▶ **Request**: Select every line holding the word "Studio" and copy it.

◆ ◆ ◆ ◆ ◆

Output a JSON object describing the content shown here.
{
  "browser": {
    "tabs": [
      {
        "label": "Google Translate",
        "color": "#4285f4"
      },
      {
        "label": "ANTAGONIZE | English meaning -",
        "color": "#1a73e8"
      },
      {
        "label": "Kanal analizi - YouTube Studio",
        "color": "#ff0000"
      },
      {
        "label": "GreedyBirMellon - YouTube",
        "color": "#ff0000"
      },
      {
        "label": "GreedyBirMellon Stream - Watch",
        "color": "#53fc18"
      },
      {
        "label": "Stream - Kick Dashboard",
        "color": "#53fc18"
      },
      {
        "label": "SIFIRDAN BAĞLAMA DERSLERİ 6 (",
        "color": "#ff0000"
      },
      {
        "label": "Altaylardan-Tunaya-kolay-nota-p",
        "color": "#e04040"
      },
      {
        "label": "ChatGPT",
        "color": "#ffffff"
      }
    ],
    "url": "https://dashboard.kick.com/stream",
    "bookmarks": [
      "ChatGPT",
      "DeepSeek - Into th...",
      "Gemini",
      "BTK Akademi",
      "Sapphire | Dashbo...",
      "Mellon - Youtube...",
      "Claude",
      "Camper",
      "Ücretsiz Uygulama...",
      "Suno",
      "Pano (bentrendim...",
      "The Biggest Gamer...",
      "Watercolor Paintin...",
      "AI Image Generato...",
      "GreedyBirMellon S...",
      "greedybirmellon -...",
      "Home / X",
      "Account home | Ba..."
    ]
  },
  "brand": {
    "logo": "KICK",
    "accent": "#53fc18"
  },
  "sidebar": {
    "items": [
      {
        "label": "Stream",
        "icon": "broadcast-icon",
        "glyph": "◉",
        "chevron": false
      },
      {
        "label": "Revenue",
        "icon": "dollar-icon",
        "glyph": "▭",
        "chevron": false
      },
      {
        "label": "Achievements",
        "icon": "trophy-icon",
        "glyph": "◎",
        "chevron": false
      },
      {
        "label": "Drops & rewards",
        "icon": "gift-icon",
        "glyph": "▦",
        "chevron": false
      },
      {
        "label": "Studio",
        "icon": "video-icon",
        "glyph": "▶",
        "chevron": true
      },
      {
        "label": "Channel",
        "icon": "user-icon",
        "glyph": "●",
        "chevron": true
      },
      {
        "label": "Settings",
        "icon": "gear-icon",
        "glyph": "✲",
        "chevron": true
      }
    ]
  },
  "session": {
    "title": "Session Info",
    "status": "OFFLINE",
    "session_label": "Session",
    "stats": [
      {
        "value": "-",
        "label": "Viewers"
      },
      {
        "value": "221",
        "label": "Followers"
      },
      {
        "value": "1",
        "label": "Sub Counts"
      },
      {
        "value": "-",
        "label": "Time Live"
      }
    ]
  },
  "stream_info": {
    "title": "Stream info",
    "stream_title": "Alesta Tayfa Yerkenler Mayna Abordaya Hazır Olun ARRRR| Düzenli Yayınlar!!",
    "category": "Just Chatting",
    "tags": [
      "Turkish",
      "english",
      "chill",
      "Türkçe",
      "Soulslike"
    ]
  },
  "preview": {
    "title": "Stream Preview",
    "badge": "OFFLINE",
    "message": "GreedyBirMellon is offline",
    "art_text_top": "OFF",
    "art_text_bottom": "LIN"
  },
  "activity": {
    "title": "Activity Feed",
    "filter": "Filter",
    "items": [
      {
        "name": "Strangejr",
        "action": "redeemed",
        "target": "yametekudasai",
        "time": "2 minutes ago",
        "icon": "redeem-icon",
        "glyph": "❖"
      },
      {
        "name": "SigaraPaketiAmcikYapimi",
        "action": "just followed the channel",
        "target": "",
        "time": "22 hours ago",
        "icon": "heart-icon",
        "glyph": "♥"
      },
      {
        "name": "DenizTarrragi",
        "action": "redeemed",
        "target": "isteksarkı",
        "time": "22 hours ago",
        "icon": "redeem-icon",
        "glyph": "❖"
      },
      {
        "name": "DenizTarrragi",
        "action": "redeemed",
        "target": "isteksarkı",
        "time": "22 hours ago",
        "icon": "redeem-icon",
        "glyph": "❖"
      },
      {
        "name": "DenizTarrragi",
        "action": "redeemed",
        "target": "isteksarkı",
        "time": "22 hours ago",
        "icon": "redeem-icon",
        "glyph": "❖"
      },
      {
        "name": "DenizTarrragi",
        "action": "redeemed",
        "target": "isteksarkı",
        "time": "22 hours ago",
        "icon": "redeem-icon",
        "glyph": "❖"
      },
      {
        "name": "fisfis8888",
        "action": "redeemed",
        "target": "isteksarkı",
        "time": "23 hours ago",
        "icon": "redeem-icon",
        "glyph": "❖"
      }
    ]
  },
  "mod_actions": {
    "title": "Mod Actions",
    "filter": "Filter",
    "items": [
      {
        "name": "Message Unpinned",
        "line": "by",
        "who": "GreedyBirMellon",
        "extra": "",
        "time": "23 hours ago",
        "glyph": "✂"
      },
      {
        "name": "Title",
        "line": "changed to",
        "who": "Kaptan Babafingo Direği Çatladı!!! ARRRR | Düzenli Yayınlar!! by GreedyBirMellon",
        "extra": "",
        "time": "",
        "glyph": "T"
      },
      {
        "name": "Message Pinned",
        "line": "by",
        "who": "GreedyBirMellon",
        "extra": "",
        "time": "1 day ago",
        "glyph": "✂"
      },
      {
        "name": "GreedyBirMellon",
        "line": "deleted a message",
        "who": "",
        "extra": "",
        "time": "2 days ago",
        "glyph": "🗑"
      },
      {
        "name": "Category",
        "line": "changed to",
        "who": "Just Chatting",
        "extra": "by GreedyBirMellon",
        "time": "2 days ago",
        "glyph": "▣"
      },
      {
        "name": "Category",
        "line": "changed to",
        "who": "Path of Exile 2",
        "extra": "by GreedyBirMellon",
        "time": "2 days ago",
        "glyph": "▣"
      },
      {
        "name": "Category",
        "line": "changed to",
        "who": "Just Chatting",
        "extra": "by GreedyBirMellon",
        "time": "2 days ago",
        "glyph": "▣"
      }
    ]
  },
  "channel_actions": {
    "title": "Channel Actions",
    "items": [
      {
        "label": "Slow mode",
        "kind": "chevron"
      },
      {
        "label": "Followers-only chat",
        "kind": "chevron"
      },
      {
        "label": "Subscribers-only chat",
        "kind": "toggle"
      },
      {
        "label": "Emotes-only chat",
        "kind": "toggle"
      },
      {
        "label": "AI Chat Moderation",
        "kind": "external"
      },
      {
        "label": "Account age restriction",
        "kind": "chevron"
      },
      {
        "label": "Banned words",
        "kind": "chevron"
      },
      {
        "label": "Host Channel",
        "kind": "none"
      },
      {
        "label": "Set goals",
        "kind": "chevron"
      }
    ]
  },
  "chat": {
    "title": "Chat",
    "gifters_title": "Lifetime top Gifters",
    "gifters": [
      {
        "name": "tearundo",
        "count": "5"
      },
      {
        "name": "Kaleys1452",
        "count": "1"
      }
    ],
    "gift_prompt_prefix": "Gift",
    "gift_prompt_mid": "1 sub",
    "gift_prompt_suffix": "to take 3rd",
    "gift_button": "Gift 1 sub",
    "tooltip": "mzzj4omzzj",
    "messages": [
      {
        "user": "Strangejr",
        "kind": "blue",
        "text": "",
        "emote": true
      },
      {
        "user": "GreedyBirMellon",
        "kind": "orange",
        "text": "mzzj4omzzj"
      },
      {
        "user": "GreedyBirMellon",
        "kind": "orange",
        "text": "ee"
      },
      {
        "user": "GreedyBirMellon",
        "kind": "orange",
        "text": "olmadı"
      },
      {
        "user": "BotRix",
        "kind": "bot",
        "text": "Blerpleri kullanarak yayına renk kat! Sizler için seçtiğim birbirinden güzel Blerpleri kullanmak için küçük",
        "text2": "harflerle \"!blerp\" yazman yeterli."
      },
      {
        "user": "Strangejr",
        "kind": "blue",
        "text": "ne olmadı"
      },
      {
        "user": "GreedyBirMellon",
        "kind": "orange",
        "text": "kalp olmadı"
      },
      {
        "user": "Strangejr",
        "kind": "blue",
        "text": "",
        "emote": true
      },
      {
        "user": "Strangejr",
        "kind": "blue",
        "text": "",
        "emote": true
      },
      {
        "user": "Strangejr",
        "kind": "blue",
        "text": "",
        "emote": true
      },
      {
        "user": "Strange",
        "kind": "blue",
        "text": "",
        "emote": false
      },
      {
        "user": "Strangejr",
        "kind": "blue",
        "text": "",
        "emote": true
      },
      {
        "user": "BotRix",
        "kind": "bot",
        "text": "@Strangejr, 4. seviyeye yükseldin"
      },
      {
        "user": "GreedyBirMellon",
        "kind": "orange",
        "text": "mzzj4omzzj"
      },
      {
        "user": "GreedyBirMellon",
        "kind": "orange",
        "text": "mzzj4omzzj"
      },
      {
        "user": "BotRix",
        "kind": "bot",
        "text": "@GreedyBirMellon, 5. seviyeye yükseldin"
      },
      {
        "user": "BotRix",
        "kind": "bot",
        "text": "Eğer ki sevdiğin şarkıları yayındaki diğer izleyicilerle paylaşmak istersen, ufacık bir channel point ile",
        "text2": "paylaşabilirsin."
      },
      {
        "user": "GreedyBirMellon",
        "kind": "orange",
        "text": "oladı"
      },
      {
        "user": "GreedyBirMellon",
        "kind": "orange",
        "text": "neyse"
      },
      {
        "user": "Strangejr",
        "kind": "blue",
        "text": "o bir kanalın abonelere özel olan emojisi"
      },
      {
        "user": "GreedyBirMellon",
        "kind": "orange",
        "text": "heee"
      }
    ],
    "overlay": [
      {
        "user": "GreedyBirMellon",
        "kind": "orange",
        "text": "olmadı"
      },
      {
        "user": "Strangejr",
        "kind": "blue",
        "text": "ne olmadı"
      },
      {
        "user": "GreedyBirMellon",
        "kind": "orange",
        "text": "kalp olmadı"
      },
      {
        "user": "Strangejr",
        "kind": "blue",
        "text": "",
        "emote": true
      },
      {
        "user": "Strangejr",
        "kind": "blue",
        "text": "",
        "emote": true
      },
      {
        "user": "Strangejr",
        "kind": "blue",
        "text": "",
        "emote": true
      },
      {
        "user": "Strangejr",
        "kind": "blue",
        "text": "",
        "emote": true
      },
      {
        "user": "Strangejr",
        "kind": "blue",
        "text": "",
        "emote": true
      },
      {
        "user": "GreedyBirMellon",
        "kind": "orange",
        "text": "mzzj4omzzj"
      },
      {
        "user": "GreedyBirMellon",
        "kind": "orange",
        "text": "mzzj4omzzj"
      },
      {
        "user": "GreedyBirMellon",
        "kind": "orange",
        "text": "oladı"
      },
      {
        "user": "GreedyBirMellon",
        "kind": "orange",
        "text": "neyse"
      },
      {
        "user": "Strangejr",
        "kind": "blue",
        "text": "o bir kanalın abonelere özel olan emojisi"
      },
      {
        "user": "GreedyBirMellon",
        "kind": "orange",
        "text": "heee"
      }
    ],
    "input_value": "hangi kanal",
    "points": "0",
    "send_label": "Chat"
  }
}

◆ ◆ ◆ ◆ ◆

▶ **Final result**:
        "label": "Kanal analizi - YouTube Studio",
        "label": "Studio",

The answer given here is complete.